*JOB:*
Drop the images; return everything else in the listing below exactly.

##############################

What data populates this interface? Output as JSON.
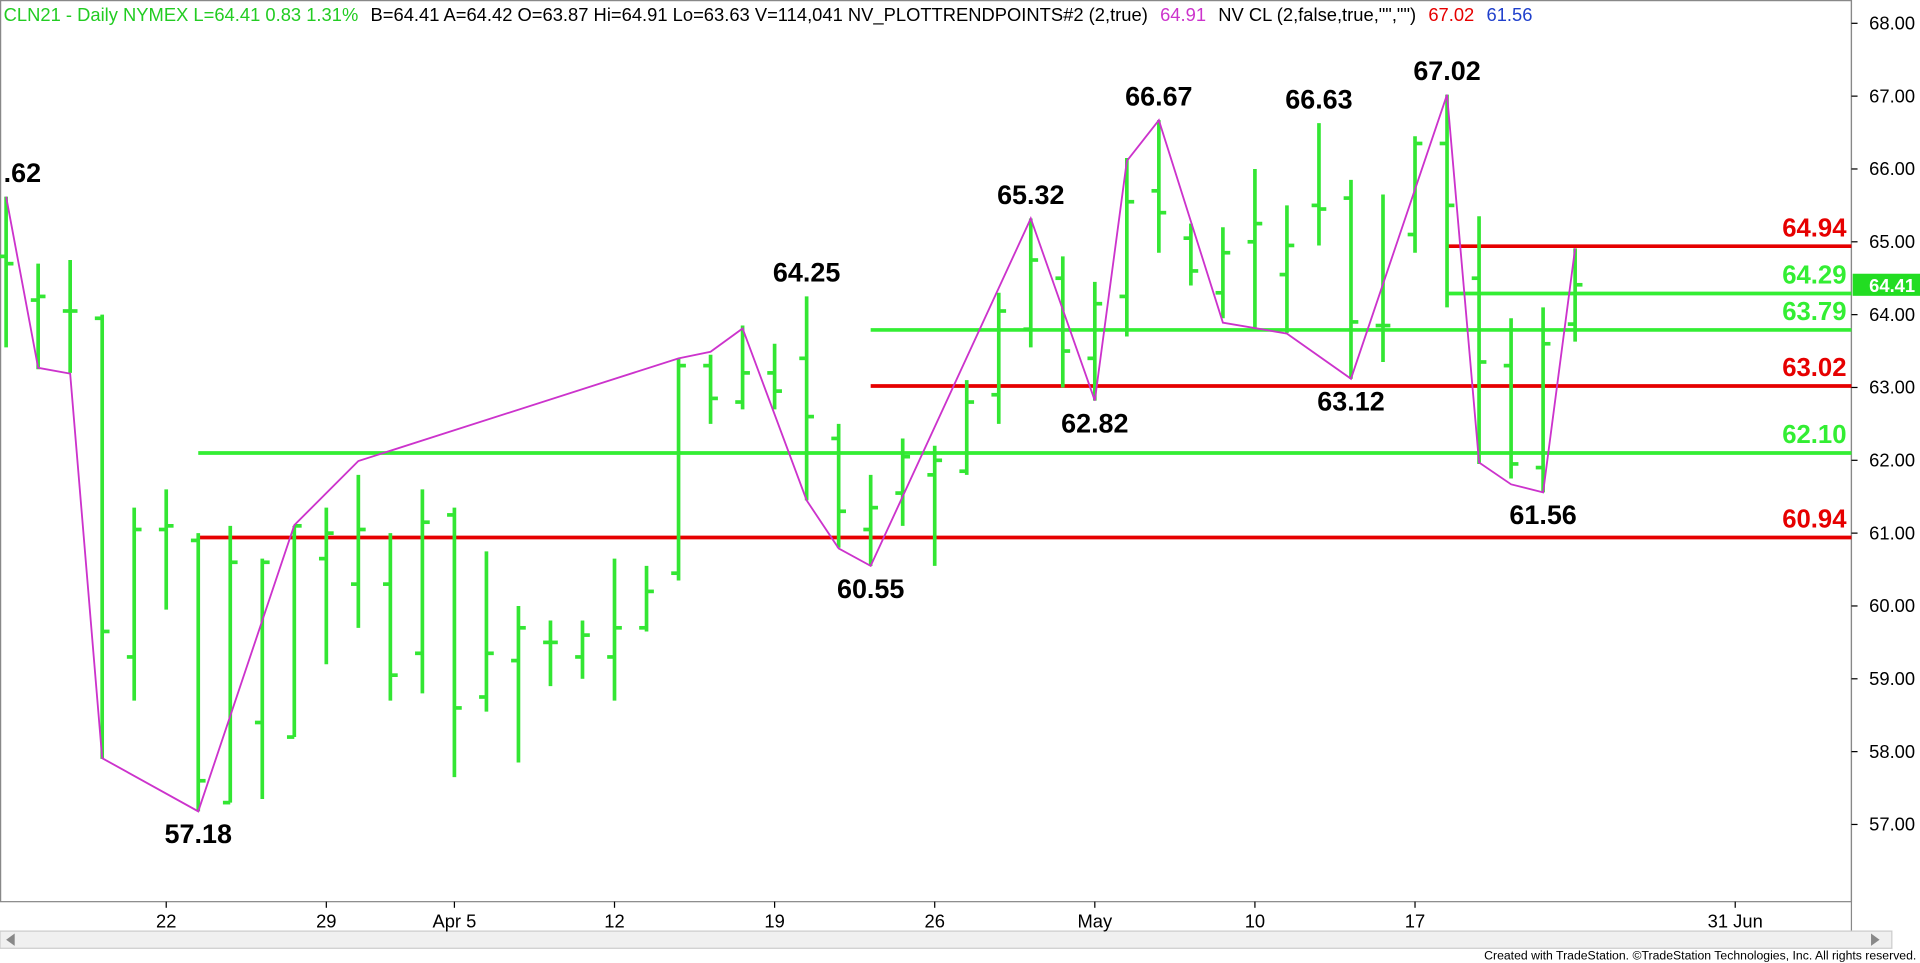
{
  "header": [
    {
      "text": "CLN21 - Daily  NYMEX  L=64.41  0.83  1.31%",
      "color": "#22cc22"
    },
    {
      "text": "B=64.41  A=64.42  O=63.87  Hi=64.91  Lo=63.63  V=114,041  NV_PLOTTRENDPOINTS#2 (2,true)",
      "color": "#000000"
    },
    {
      "text": "64.91",
      "color": "#cc33cc"
    },
    {
      "text": "NV CL (2,false,true,\"\",\"\")",
      "color": "#000000"
    },
    {
      "text": "67.02",
      "color": "#e60000"
    },
    {
      "text": "61.56",
      "color": "#1f3fcc"
    }
  ],
  "footer": "Created with TradeStation. ©TradeStation Technologies, Inc. All rights reserved.",
  "chart_data": {
    "type": "ohlc",
    "color": "#33e633",
    "categories": [
      null,
      null,
      null,
      null,
      null,
      "22",
      null,
      null,
      null,
      null,
      "29",
      null,
      null,
      null,
      "Apr 5",
      null,
      null,
      null,
      null,
      "12",
      null,
      null,
      null,
      null,
      "19",
      null,
      null,
      null,
      null,
      "26",
      null,
      null,
      null,
      null,
      "May",
      null,
      null,
      null,
      null,
      "10",
      null,
      null,
      null,
      null,
      "17",
      null,
      null,
      null,
      null,
      null,
      null,
      null,
      null,
      null,
      "31 Jun",
      null,
      null,
      null
    ],
    "open": [
      64.8,
      64.2,
      64.05,
      63.95,
      59.3,
      61.05,
      60.9,
      57.3,
      58.4,
      58.2,
      60.65,
      60.3,
      60.3,
      59.35,
      61.25,
      58.75,
      59.25,
      59.5,
      59.3,
      59.3,
      59.7,
      60.45,
      63.3,
      62.8,
      63.2,
      63.4,
      62.3,
      61.05,
      61.55,
      61.8,
      61.85,
      62.9,
      63.8,
      64.5,
      63.4,
      64.25,
      65.7,
      65.05,
      64.3,
      65.0,
      64.55,
      65.5,
      65.6,
      63.85,
      65.1,
      66.35,
      64.5,
      63.3,
      61.9,
      63.87,
      null,
      null,
      null,
      null,
      null,
      null,
      null,
      null
    ],
    "high": [
      65.62,
      64.7,
      64.75,
      64.0,
      61.35,
      61.6,
      61.0,
      61.1,
      60.65,
      61.1,
      61.35,
      61.8,
      61.0,
      61.6,
      61.35,
      60.75,
      60.0,
      59.8,
      59.8,
      60.65,
      60.55,
      63.4,
      63.45,
      63.85,
      63.6,
      64.25,
      62.5,
      61.8,
      62.3,
      62.2,
      63.1,
      64.3,
      65.32,
      64.8,
      64.45,
      66.15,
      66.67,
      65.25,
      65.2,
      66.0,
      65.5,
      66.63,
      65.85,
      65.65,
      66.45,
      67.02,
      65.35,
      63.95,
      64.1,
      64.91,
      null,
      null,
      null,
      null,
      null,
      null,
      null,
      null
    ],
    "low": [
      63.55,
      63.25,
      63.2,
      57.9,
      58.7,
      59.95,
      57.18,
      57.3,
      57.35,
      58.2,
      59.2,
      59.7,
      58.7,
      58.8,
      57.65,
      58.55,
      57.85,
      58.9,
      59.0,
      58.7,
      59.65,
      60.35,
      62.5,
      62.7,
      62.7,
      61.45,
      60.8,
      60.55,
      61.1,
      60.55,
      61.8,
      62.5,
      63.55,
      63.0,
      62.82,
      63.7,
      64.85,
      64.4,
      63.95,
      63.8,
      63.75,
      64.95,
      63.12,
      63.35,
      64.85,
      64.1,
      61.95,
      61.75,
      61.56,
      63.63,
      null,
      null,
      null,
      null,
      null,
      null,
      null,
      null
    ],
    "close": [
      64.7,
      64.25,
      64.05,
      59.65,
      61.05,
      61.1,
      57.6,
      60.6,
      60.6,
      61.1,
      61.0,
      61.05,
      59.05,
      61.15,
      58.6,
      59.35,
      59.7,
      59.5,
      59.6,
      59.7,
      60.2,
      63.3,
      62.85,
      63.2,
      62.95,
      62.6,
      61.3,
      61.35,
      62.05,
      62.0,
      62.8,
      64.05,
      64.75,
      63.5,
      64.15,
      65.55,
      65.4,
      64.6,
      64.85,
      65.25,
      64.95,
      65.45,
      63.9,
      63.85,
      66.35,
      65.5,
      63.35,
      61.95,
      63.6,
      64.41,
      null,
      null,
      null,
      null,
      null,
      null,
      null,
      null
    ],
    "ylim": [
      55.94,
      68.32
    ],
    "yticks": [
      {
        "value": 57,
        "label": "57.00"
      },
      {
        "value": 58,
        "label": "58.00"
      },
      {
        "value": 59,
        "label": "59.00"
      },
      {
        "value": 60,
        "label": "60.00"
      },
      {
        "value": 61,
        "label": "61.00"
      },
      {
        "value": 62,
        "label": "62.00"
      },
      {
        "value": 63,
        "label": "63.00"
      },
      {
        "value": 64,
        "label": "64.00"
      },
      {
        "value": 65,
        "label": "65.00"
      },
      {
        "value": 66,
        "label": "66.00"
      },
      {
        "value": 67,
        "label": "67.00"
      },
      {
        "value": 68,
        "label": "68.00"
      }
    ],
    "last_price": 64.41,
    "last_color": "#22dd22",
    "trend": {
      "color": "#cc33cc",
      "x": [
        0,
        1,
        2,
        3,
        6,
        9,
        11,
        21,
        22,
        23,
        25,
        26,
        27,
        32,
        34,
        35,
        36,
        38,
        40,
        42,
        45,
        46,
        47,
        48,
        49
      ],
      "y": [
        65.62,
        63.27,
        63.19,
        57.91,
        57.18,
        61.11,
        61.99,
        63.4,
        63.49,
        63.81,
        61.45,
        60.79,
        60.55,
        65.32,
        62.82,
        66.11,
        66.67,
        63.89,
        63.74,
        63.12,
        67.02,
        61.97,
        61.67,
        61.56,
        64.91
      ]
    },
    "levels": [
      {
        "value": 64.94,
        "label": "64.94",
        "color": "#e60000",
        "from": 45
      },
      {
        "value": 64.29,
        "label": "64.29",
        "color": "#33ee33",
        "from": 45
      },
      {
        "value": 63.79,
        "label": "63.79",
        "color": "#33ee33",
        "from": 27
      },
      {
        "value": 63.02,
        "label": "63.02",
        "color": "#e60000",
        "from": 27
      },
      {
        "value": 62.1,
        "label": "62.10",
        "color": "#33ee33",
        "from": 6
      },
      {
        "value": 60.94,
        "label": "60.94",
        "color": "#e60000",
        "from": 6
      }
    ],
    "annotations": [
      {
        "text": ".62",
        "x": 0,
        "y": 65.62,
        "side": "above"
      },
      {
        "text": "57.18",
        "x": 6,
        "y": 57.18,
        "side": "below"
      },
      {
        "text": "64.25",
        "x": 25,
        "y": 64.25,
        "side": "above"
      },
      {
        "text": "60.55",
        "x": 27,
        "y": 60.55,
        "side": "below"
      },
      {
        "text": "65.32",
        "x": 32,
        "y": 65.32,
        "side": "above"
      },
      {
        "text": "62.82",
        "x": 34,
        "y": 62.82,
        "side": "below"
      },
      {
        "text": "66.67",
        "x": 36,
        "y": 66.67,
        "side": "above"
      },
      {
        "text": "66.63",
        "x": 41,
        "y": 66.63,
        "side": "above"
      },
      {
        "text": "63.12",
        "x": 42,
        "y": 63.12,
        "side": "below"
      },
      {
        "text": "67.02",
        "x": 45,
        "y": 67.02,
        "side": "above"
      },
      {
        "text": "61.56",
        "x": 48,
        "y": 61.56,
        "side": "below"
      }
    ]
  }
}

##############################

*THE COMPLETED TASK:*
What data populates this interface? Output as JSON.
{
  "header": [
    {
      "text": "CLN21 - Daily  NYMEX  L=64.41  0.83  1.31%",
      "color": "#22cc22"
    },
    {
      "text": "B=64.41  A=64.42  O=63.87  Hi=64.91  Lo=63.63  V=114,041  NV_PLOTTRENDPOINTS#2 (2,true)",
      "color": "#000000"
    },
    {
      "text": "64.91",
      "color": "#cc33cc"
    },
    {
      "text": "NV CL (2,false,true,\"\",\"\")",
      "color": "#000000"
    },
    {
      "text": "67.02",
      "color": "#e60000"
    },
    {
      "text": "61.56",
      "color": "#1f3fcc"
    }
  ],
  "footer": "Created with TradeStation. ©TradeStation Technologies, Inc. All rights reserved.",
  "chart_data": {
    "type": "ohlc",
    "color": "#33e633",
    "categories": [
      null,
      null,
      null,
      null,
      null,
      "22",
      null,
      null,
      null,
      null,
      "29",
      null,
      null,
      null,
      "Apr 5",
      null,
      null,
      null,
      null,
      "12",
      null,
      null,
      null,
      null,
      "19",
      null,
      null,
      null,
      null,
      "26",
      null,
      null,
      null,
      null,
      "May",
      null,
      null,
      null,
      null,
      "10",
      null,
      null,
      null,
      null,
      "17",
      null,
      null,
      null,
      null,
      null,
      null,
      null,
      null,
      null,
      "31 Jun",
      null,
      null,
      null
    ],
    "open": [
      64.8,
      64.2,
      64.05,
      63.95,
      59.3,
      61.05,
      60.9,
      57.3,
      58.4,
      58.2,
      60.65,
      60.3,
      60.3,
      59.35,
      61.25,
      58.75,
      59.25,
      59.5,
      59.3,
      59.3,
      59.7,
      60.45,
      63.3,
      62.8,
      63.2,
      63.4,
      62.3,
      61.05,
      61.55,
      61.8,
      61.85,
      62.9,
      63.8,
      64.5,
      63.4,
      64.25,
      65.7,
      65.05,
      64.3,
      65.0,
      64.55,
      65.5,
      65.6,
      63.85,
      65.1,
      66.35,
      64.5,
      63.3,
      61.9,
      63.87,
      null,
      null,
      null,
      null,
      null,
      null,
      null,
      null
    ],
    "high": [
      65.62,
      64.7,
      64.75,
      64.0,
      61.35,
      61.6,
      61.0,
      61.1,
      60.65,
      61.1,
      61.35,
      61.8,
      61.0,
      61.6,
      61.35,
      60.75,
      60.0,
      59.8,
      59.8,
      60.65,
      60.55,
      63.4,
      63.45,
      63.85,
      63.6,
      64.25,
      62.5,
      61.8,
      62.3,
      62.2,
      63.1,
      64.3,
      65.32,
      64.8,
      64.45,
      66.15,
      66.67,
      65.25,
      65.2,
      66.0,
      65.5,
      66.63,
      65.85,
      65.65,
      66.45,
      67.02,
      65.35,
      63.95,
      64.1,
      64.91,
      null,
      null,
      null,
      null,
      null,
      null,
      null,
      null
    ],
    "low": [
      63.55,
      63.25,
      63.2,
      57.9,
      58.7,
      59.95,
      57.18,
      57.3,
      57.35,
      58.2,
      59.2,
      59.7,
      58.7,
      58.8,
      57.65,
      58.55,
      57.85,
      58.9,
      59.0,
      58.7,
      59.65,
      60.35,
      62.5,
      62.7,
      62.7,
      61.45,
      60.8,
      60.55,
      61.1,
      60.55,
      61.8,
      62.5,
      63.55,
      63.0,
      62.82,
      63.7,
      64.85,
      64.4,
      63.95,
      63.8,
      63.75,
      64.95,
      63.12,
      63.35,
      64.85,
      64.1,
      61.95,
      61.75,
      61.56,
      63.63,
      null,
      null,
      null,
      null,
      null,
      null,
      null,
      null
    ],
    "close": [
      64.7,
      64.25,
      64.05,
      59.65,
      61.05,
      61.1,
      57.6,
      60.6,
      60.6,
      61.1,
      61.0,
      61.05,
      59.05,
      61.15,
      58.6,
      59.35,
      59.7,
      59.5,
      59.6,
      59.7,
      60.2,
      63.3,
      62.85,
      63.2,
      62.95,
      62.6,
      61.3,
      61.35,
      62.05,
      62.0,
      62.8,
      64.05,
      64.75,
      63.5,
      64.15,
      65.55,
      65.4,
      64.6,
      64.85,
      65.25,
      64.95,
      65.45,
      63.9,
      63.85,
      66.35,
      65.5,
      63.35,
      61.95,
      63.6,
      64.41,
      null,
      null,
      null,
      null,
      null,
      null,
      null,
      null
    ],
    "ylim": [
      55.94,
      68.32
    ],
    "yticks": [
      {
        "value": 57,
        "label": "57.00"
      },
      {
        "value": 58,
        "label": "58.00"
      },
      {
        "value": 59,
        "label": "59.00"
      },
      {
        "value": 60,
        "label": "60.00"
      },
      {
        "value": 61,
        "label": "61.00"
      },
      {
        "value": 62,
        "label": "62.00"
      },
      {
        "value": 63,
        "label": "63.00"
      },
      {
        "value": 64,
        "label": "64.00"
      },
      {
        "value": 65,
        "label": "65.00"
      },
      {
        "value": 66,
        "label": "66.00"
      },
      {
        "value": 67,
        "label": "67.00"
      },
      {
        "value": 68,
        "label": "68.00"
      }
    ],
    "last_price": 64.41,
    "last_color": "#22dd22",
    "trend": {
      "color": "#cc33cc",
      "x": [
        0,
        1,
        2,
        3,
        6,
        9,
        11,
        21,
        22,
        23,
        25,
        26,
        27,
        32,
        34,
        35,
        36,
        38,
        40,
        42,
        45,
        46,
        47,
        48,
        49
      ],
      "y": [
        65.62,
        63.27,
        63.19,
        57.91,
        57.18,
        61.11,
        61.99,
        63.4,
        63.49,
        63.81,
        61.45,
        60.79,
        60.55,
        65.32,
        62.82,
        66.11,
        66.67,
        63.89,
        63.74,
        63.12,
        67.02,
        61.97,
        61.67,
        61.56,
        64.91
      ]
    },
    "levels": [
      {
        "value": 64.94,
        "label": "64.94",
        "color": "#e60000",
        "from": 45
      },
      {
        "value": 64.29,
        "label": "64.29",
        "color": "#33ee33",
        "from": 45
      },
      {
        "value": 63.79,
        "label": "63.79",
        "color": "#33ee33",
        "from": 27
      },
      {
        "value": 63.02,
        "label": "63.02",
        "color": "#e60000",
        "from": 27
      },
      {
        "value": 62.1,
        "label": "62.10",
        "color": "#33ee33",
        "from": 6
      },
      {
        "value": 60.94,
        "label": "60.94",
        "color": "#e60000",
        "from": 6
      }
    ],
    "annotations": [
      {
        "text": ".62",
        "x": 0,
        "y": 65.62,
        "side": "above"
      },
      {
        "text": "57.18",
        "x": 6,
        "y": 57.18,
        "side": "below"
      },
      {
        "text": "64.25",
        "x": 25,
        "y": 64.25,
        "side": "above"
      },
      {
        "text": "60.55",
        "x": 27,
        "y": 60.55,
        "side": "below"
      },
      {
        "text": "65.32",
        "x": 32,
        "y": 65.32,
        "side": "above"
      },
      {
        "text": "62.82",
        "x": 34,
        "y": 62.82,
        "side": "below"
      },
      {
        "text": "66.67",
        "x": 36,
        "y": 66.67,
        "side": "above"
      },
      {
        "text": "66.63",
        "x": 41,
        "y": 66.63,
        "side": "above"
      },
      {
        "text": "63.12",
        "x": 42,
        "y": 63.12,
        "side": "below"
      },
      {
        "text": "67.02",
        "x": 45,
        "y": 67.02,
        "side": "above"
      },
      {
        "text": "61.56",
        "x": 48,
        "y": 61.56,
        "side": "below"
      }
    ]
  }
}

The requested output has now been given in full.